In your copy, reproduce the entries exactly as they are, minus the images.
___ MATERIAL ___
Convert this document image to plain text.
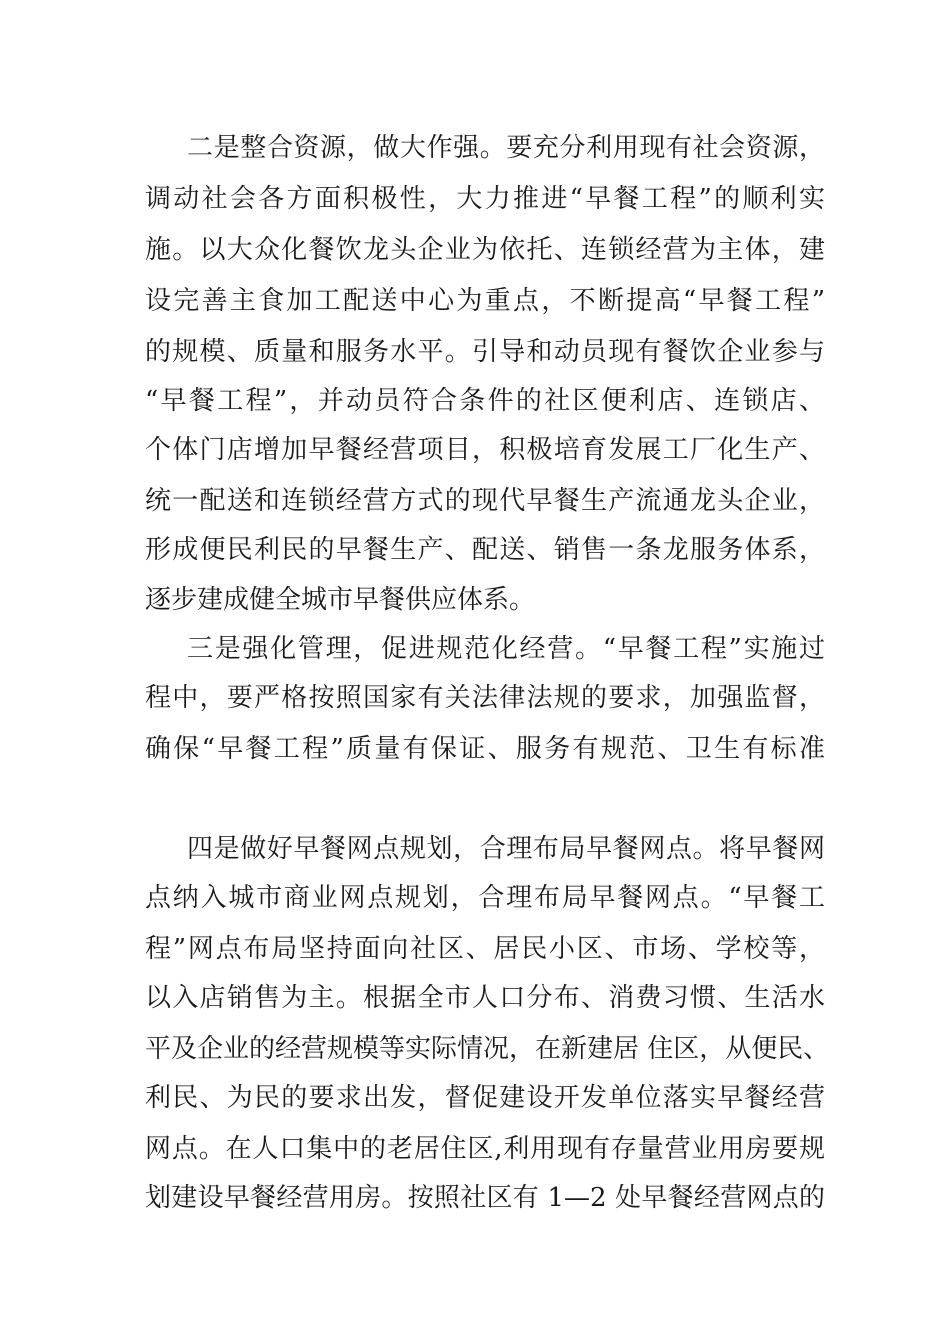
二是整合资源，做大作强。要充分利用现有社会资源，
调动社会各方面积极性，大力推进“早餐工程”的顺利实
施。以大众化餐饮龙头企业为依托、连锁经营为主体，建
设完善主食加工配送中心为重点，不断提高“早餐工程”
的规模、质量和服务水平。引导和动员现有餐饮企业参与
“早餐工程”，并动员符合条件的社区便利店、连锁店、
个体门店增加早餐经营项目，积极培育发展工厂化生产、
统一配送和连锁经营方式的现代早餐生产流通龙头企业，
形成便民利民的早餐生产、配送、销售一条龙服务体系，
逐步建成健全城市早餐供应体系。
三是强化管理，促进规范化经营。“早餐工程”实施过
程中，要严格按照国家有关法律法规的要求，加强监督，
确保“早餐工程”质量有保证、服务有规范、卫生有标准
四是做好早餐网点规划，合理布局早餐网点。将早餐网
点纳入城市商业网点规划，合理布局早餐网点。“早餐工
程”网点布局坚持面向社区、居民小区、市场、学校等，
以入店销售为主。根据全市人口分布、消费习惯、生活水
平及企业的经营规模等实际情况，在新建居 住区，从便民、
利民、为民的要求出发，督促建设开发单位落实早餐经营
网点。在人口集中的老居住区,利用现有存量营业用房要规
划建设早餐经营用房。按照社区有 1—2 处早餐经营网点的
___
# RESPONSE TO THE TASK:
Convert this document image to plain text.
二是整合资源，做大作强。要充分利用现有社会资源，
调动社会各方面积极性，大力推进“早餐工程”的顺利实
施。以大众化餐饮龙头企业为依托、连锁经营为主体，建
设完善主食加工配送中心为重点，不断提高“早餐工程”
的规模、质量和服务水平。引导和动员现有餐饮企业参与
“早餐工程”，并动员符合条件的社区便利店、连锁店、
个体门店增加早餐经营项目，积极培育发展工厂化生产、
统一配送和连锁经营方式的现代早餐生产流通龙头企业，
形成便民利民的早餐生产、配送、销售一条龙服务体系，
逐步建成健全城市早餐供应体系。
三是强化管理，促进规范化经营。“早餐工程”实施过
程中，要严格按照国家有关法律法规的要求，加强监督，
确保“早餐工程”质量有保证、服务有规范、卫生有标准
四是做好早餐网点规划，合理布局早餐网点。将早餐网
点纳入城市商业网点规划，合理布局早餐网点。“早餐工
程”网点布局坚持面向社区、居民小区、市场、学校等，
以入店销售为主。根据全市人口分布、消费习惯、生活水
平及企业的经营规模等实际情况，在新建居 住区，从便民、
利民、为民的要求出发，督促建设开发单位落实早餐经营
网点。在人口集中的老居住区,利用现有存量营业用房要规
划建设早餐经营用房。按照社区有 1—2 处早餐经营网点的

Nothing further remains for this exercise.